» **Your instructions**:
Check every line below for the word "JSON" and copy the ones that have it.

» **Extracted records**:
══════════

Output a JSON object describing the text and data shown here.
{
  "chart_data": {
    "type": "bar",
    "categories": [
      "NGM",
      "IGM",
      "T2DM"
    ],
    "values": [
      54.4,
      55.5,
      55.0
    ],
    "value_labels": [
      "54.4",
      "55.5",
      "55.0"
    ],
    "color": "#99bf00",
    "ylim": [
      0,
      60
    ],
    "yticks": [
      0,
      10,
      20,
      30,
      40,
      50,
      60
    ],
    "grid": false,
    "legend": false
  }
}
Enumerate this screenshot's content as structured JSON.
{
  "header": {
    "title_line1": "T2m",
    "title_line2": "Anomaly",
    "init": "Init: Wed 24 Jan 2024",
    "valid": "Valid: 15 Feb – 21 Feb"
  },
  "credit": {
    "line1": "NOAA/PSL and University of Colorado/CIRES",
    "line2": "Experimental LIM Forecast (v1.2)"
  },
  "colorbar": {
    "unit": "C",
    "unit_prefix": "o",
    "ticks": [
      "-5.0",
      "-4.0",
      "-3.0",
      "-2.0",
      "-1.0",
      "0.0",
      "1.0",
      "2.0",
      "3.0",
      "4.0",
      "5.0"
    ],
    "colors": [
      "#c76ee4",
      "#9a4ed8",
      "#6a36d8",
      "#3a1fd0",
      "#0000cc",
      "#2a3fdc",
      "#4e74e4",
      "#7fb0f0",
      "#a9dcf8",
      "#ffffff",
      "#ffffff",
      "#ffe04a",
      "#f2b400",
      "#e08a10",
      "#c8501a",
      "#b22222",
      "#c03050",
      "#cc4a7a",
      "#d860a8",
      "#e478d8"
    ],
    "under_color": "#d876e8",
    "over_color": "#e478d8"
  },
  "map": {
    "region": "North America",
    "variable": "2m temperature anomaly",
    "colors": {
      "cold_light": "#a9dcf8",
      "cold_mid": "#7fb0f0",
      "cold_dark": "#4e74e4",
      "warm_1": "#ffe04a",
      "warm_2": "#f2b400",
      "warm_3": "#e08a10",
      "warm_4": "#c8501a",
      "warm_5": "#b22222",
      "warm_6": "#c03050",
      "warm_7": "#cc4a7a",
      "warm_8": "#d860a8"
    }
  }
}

══════════

» **Answer**:
Output a JSON object describing the text and data shown here.
Enumerate this screenshot's content as structured JSON.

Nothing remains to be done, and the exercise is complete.